THE REQUEST:
List each line of the data that holds the word "ylabel".

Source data
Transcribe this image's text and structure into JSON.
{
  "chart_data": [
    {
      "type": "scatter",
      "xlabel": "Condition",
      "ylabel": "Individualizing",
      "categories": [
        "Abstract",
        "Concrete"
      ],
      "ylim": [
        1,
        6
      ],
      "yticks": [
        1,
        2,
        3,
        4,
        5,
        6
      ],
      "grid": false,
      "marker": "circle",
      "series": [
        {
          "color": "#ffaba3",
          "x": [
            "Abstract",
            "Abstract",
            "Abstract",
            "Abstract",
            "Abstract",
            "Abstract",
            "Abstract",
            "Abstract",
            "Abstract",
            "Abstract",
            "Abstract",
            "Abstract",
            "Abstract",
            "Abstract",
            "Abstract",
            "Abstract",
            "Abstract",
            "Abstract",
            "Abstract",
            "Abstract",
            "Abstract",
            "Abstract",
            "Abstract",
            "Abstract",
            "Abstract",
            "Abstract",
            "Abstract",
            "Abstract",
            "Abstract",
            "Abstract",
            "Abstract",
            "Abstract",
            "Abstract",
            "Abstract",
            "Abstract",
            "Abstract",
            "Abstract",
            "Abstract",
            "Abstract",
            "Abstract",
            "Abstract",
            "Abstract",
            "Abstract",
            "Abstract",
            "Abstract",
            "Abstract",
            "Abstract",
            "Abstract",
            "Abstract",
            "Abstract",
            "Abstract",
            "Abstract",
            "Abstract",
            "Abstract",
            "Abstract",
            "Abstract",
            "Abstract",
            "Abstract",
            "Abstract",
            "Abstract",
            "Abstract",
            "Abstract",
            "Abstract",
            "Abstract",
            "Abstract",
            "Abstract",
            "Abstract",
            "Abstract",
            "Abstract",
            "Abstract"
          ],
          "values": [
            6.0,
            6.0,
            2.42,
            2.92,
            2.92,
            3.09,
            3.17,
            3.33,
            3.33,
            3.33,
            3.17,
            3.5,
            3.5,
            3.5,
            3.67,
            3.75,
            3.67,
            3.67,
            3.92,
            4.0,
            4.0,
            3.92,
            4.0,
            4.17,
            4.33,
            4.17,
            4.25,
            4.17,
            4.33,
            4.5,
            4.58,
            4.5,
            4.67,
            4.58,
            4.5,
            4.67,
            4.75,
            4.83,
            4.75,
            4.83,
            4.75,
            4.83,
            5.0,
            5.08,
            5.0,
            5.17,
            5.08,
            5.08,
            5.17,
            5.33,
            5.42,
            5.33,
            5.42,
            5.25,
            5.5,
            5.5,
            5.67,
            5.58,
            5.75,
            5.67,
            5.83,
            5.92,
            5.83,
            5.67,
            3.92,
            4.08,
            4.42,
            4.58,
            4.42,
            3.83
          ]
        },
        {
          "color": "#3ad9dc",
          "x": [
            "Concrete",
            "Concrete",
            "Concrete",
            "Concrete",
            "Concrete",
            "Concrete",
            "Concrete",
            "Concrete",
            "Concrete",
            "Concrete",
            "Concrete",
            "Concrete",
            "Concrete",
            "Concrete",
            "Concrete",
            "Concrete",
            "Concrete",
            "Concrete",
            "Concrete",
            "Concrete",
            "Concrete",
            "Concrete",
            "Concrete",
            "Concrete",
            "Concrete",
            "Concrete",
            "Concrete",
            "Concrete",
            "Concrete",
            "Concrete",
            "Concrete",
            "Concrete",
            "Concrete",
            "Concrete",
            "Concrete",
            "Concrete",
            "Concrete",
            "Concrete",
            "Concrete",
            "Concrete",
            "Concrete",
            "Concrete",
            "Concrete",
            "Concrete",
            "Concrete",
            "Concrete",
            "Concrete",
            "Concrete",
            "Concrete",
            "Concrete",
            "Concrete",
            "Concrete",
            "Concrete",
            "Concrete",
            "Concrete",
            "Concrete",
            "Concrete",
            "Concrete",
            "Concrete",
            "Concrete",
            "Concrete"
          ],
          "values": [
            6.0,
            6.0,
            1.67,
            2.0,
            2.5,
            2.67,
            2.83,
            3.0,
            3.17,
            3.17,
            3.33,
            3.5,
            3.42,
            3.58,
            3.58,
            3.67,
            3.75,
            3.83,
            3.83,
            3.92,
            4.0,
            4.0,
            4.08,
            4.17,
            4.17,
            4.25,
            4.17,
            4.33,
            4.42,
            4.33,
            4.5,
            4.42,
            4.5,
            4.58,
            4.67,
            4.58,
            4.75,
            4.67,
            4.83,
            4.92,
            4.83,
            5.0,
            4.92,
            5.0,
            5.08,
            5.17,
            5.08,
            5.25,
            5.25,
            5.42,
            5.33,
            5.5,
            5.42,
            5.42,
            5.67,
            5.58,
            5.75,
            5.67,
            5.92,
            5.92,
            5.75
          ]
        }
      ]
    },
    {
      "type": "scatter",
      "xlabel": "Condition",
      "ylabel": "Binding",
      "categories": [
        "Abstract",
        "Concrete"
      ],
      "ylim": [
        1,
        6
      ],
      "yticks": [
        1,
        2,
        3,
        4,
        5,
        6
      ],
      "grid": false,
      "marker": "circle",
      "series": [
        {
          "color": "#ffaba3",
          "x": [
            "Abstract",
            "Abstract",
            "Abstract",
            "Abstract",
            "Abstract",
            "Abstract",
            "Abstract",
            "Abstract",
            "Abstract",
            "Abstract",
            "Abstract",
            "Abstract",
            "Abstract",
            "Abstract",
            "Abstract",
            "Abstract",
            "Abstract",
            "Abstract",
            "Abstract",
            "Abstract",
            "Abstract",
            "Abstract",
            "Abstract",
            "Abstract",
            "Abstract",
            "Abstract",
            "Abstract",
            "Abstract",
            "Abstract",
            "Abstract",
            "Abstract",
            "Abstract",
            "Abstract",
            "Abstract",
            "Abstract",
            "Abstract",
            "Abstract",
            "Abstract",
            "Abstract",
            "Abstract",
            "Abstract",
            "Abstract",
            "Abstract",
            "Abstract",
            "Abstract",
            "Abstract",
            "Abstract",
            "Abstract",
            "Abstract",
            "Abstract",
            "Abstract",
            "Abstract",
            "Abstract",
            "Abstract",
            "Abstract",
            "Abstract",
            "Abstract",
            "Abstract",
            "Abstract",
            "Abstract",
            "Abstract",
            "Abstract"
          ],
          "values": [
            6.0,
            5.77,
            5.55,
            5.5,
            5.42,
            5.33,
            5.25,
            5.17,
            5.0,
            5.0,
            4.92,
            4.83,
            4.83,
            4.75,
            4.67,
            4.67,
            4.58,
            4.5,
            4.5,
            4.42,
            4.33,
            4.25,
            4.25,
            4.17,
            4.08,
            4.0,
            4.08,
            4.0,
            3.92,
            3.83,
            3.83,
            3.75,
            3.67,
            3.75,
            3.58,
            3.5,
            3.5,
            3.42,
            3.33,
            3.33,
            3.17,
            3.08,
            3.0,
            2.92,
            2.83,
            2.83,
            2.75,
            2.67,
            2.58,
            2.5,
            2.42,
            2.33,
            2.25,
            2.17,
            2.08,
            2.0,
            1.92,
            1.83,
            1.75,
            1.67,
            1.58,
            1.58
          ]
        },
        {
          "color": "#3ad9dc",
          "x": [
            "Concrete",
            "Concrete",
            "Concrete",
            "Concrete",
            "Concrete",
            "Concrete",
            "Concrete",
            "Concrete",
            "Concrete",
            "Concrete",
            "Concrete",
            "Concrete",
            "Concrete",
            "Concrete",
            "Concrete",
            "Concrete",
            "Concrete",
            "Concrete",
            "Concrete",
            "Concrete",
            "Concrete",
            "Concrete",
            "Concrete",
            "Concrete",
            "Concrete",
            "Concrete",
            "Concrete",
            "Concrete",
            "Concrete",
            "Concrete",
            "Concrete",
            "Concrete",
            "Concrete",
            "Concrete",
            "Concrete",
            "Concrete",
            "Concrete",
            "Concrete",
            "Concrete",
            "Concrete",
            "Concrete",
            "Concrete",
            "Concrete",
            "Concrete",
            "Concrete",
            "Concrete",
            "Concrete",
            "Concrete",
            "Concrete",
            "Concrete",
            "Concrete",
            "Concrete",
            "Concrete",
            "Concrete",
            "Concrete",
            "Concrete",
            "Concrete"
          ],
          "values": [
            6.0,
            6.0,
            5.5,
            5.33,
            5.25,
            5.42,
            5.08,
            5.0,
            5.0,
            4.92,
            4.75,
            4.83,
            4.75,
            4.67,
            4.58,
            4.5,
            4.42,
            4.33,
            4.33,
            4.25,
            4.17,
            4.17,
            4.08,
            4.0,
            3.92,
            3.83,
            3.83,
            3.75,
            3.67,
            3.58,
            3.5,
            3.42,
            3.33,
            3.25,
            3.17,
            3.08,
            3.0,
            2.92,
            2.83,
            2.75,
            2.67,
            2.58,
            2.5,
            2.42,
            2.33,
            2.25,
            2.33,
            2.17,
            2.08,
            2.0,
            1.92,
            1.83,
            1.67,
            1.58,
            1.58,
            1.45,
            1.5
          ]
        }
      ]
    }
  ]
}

WRITTEN ANSWER:
      "ylabel": "Individualizing",
      "ylabel": "Binding",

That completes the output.